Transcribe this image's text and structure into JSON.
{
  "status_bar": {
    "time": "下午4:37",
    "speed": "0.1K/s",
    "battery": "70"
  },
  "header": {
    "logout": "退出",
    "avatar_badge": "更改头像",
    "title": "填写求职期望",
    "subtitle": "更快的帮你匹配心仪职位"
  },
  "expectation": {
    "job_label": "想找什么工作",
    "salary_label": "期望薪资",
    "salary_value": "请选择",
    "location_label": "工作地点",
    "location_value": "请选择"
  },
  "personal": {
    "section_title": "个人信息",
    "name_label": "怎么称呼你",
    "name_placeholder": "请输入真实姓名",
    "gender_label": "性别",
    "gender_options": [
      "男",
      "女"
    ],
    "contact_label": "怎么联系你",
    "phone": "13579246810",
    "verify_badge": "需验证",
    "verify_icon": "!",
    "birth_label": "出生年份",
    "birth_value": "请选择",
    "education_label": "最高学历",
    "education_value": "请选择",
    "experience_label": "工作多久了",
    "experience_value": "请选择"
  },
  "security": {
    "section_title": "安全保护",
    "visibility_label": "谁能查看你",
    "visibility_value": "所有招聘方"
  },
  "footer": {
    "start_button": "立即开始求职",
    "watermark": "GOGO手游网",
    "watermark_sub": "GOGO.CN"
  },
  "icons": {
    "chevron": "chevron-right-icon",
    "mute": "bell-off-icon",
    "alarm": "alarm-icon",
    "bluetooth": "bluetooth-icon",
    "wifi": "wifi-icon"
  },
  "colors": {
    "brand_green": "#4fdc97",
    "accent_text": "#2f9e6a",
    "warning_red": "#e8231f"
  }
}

━━━━━━━━━━

» **TASK**:
Output all preceding records character for character.

» **OUTPUT OF THE TASK**:
Transcribe this image's text and structure into JSON.
{
  "status_bar": {
    "time": "下午4:37",
    "speed": "0.1K/s",
    "battery": "70"
  },
  "header": {
    "logout": "退出",
    "avatar_badge": "更改头像",
    "title": "填写求职期望",
    "subtitle": "更快的帮你匹配心仪职位"
  },
  "expectation": {
    "job_label": "想找什么工作",
    "salary_label": "期望薪资",
    "salary_value": "请选择",
    "location_label": "工作地点",
    "location_value": "请选择"
  },
  "personal": {
    "section_title": "个人信息",
    "name_label": "怎么称呼你",
    "name_placeholder": "请输入真实姓名",
    "gender_label": "性别",
    "gender_options": [
      "男",
      "女"
    ],
    "contact_label": "怎么联系你",
    "phone": "13579246810",
    "verify_badge": "需验证",
    "verify_icon": "!",
    "birth_label": "出生年份",
    "birth_value": "请选择",
    "education_label": "最高学历",
    "education_value": "请选择",
    "experience_label": "工作多久了",
    "experience_value": "请选择"
  },
  "security": {
    "section_title": "安全保护",
    "visibility_label": "谁能查看你",
    "visibility_value": "所有招聘方"
  },
  "footer": {
    "start_button": "立即开始求职",
    "watermark": "GOGO手游网",
    "watermark_sub": "GOGO.CN"
  },
  "icons": {
    "chevron": "chevron-right-icon",
    "mute": "bell-off-icon",
    "alarm": "alarm-icon",
    "bluetooth": "bluetooth-icon",
    "wifi": "wifi-icon"
  },
  "colors": {
    "brand_green": "#4fdc97",
    "accent_text": "#2f9e6a",
    "warning_red": "#e8231f"
  }
}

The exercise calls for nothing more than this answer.